**Document text:**
* Begin *
Q: How did Yulu’s name come into the picture?

A: Yulu means “simple” in one of the Chinese languages. We felt that we were solving a complex problem with a simple solution, so the name resonated well with us. Plus, it’s a fun, short name with its appeal. Even if we took this product outside of India, the name would still stand on its own. One of the lessons I learned when I started InMobi was that our original name, mKhoj, caused a lot of confusion when we expanded to Southeast Asia, Europe, and Africa. People pronounced it however they wanted, and it didn’t make sense to them. So, when building Yulu, we knew that if we wanted it to be a global brand, the name had to be simple.

Q: What were your initial challenges, and how did you overcome them?

A: We faced many challenges, or you could say there were several missing pieces. When you're talking about creating a unique electric bike, we had issues with finding a manufacturer, sourcing parts, designing the battery pack, and developing the charging system. There were also challenges with parking, policies and customer habits. Nothing was in place – we were essentially building something new from scratch, like creating a metro system, where you need someone to build the trains, construct the stations, get approvals, and build customer habits. So, it wasn’t just one problem; we had plenty. Thankfully, our team’s capabilities and credibility in the market helped us align a lot of stakeholders. We were able to connect with a tier-one supplier who agreed to make the product for us. That’s how we started building things, but it took time. We’ve been in the market for almost seven years now. When you’re solving such a big problem with no existing infrastructure, it takes time, as you’ve seen with companies like BookMyShow, Zomato, or Flipkart. They all went through tough building phases because India’s infrastructure wasn’t fully developed. Today, we enjoy market leadership, not just because we were the first movers, but because we’ve created significant barriers to entry. Seven years ago, there was no business model like Yulu, and even today, we have no direct competition. We’re unique in what we do, and that gives us a strong strategic advantage. As the opportunity grows 100 times bigger, we’ll continue to innovate and scale. We’re on our way to becoming a large and valuable company.

Q: What were the factors leading to the EBITDA+ achievement, and how do you plan to continue this in the future?

A: Our milestone of achieving profitability is tied to scale and operational efficiency. To explain it simply, EBITDA is what’s left after you make money, spend on operating expenses (Opex), and pay employee costs. We designed our team size for a larger scale, so even when we had only 10,000 vehicles running, our engineering team remained the same because they were responsible for creating the same app experience. We still had HR, admin, and finance teams, even on a smaller scale. But when we hit the 40,000-vehicle mark, we generated enough margin to cover those indirect expenses, contributing to our EBITDA profitability.
* End *
**Tasks and exercises:**
**A)** What does the name Yulu mean, according to the Yulu interview?
**B)** Which companies does the Yulu interview give as examples of businesses that went through tough building phases in India?

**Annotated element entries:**
* Begin *
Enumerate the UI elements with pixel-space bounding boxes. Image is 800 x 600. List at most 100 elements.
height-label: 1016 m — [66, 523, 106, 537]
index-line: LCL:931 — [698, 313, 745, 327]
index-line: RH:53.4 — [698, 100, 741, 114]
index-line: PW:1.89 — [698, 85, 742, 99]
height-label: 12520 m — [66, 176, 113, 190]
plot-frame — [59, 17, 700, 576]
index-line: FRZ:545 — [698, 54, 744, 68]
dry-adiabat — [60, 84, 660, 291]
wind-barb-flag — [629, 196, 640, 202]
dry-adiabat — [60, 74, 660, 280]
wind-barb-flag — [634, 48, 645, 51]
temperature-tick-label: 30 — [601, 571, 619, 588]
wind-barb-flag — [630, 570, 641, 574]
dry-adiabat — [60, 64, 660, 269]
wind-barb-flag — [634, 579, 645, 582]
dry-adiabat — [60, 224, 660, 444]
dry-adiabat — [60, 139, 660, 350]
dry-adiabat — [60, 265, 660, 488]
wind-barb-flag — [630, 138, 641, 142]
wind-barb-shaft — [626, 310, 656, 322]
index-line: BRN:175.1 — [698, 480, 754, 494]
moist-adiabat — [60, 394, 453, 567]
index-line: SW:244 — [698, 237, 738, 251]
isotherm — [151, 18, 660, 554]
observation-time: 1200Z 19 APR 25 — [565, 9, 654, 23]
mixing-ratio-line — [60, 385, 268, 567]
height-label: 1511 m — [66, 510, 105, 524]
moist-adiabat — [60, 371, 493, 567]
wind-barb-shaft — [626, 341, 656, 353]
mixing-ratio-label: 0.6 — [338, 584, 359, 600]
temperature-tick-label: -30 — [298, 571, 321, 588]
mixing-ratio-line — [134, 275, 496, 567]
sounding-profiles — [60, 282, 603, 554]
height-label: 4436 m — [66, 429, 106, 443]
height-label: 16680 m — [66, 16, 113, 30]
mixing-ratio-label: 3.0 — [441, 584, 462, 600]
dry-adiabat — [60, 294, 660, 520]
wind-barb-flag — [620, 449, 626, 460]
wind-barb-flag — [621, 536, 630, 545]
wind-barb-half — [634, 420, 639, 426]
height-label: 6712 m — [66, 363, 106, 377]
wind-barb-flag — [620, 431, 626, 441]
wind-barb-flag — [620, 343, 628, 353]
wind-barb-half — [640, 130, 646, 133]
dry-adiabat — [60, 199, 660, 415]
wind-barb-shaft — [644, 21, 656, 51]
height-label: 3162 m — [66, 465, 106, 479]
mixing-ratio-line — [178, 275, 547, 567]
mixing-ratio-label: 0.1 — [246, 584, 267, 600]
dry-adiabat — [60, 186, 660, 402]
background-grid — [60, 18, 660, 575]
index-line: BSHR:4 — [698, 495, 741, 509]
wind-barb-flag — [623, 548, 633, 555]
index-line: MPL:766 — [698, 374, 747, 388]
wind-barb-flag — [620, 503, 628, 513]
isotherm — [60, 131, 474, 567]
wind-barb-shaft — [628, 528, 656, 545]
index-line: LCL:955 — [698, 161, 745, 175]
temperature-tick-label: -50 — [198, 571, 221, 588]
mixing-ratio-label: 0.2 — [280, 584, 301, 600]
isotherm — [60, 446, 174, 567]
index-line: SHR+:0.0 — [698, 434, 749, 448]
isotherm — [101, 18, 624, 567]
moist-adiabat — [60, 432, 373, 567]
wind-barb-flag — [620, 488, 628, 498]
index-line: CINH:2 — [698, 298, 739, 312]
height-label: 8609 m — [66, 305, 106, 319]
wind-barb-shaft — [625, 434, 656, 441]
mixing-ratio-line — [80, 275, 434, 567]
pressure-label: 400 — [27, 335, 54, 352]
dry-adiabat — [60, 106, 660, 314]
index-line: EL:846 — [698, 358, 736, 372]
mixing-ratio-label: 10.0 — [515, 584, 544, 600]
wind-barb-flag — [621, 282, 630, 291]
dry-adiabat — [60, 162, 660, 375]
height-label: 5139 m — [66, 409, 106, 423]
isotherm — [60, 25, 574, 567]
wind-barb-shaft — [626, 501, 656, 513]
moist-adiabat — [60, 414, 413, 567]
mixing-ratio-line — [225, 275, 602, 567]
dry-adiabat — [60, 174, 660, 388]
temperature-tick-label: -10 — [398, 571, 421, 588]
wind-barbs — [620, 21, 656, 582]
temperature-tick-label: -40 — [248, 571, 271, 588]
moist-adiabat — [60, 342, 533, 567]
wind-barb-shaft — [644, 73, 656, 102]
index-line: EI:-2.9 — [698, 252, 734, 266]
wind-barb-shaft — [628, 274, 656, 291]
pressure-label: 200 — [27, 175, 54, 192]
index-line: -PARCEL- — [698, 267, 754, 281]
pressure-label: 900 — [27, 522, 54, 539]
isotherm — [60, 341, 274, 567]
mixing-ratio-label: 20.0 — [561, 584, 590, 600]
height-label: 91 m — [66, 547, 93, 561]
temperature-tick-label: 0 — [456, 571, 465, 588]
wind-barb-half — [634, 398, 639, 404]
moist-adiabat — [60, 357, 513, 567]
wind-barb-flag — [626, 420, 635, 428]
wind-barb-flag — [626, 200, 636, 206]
* End *
**Answer set:**
**A)** "Simple," in one of the Chinese languages.

**B)** BookMyShow, Zomato, Flipkart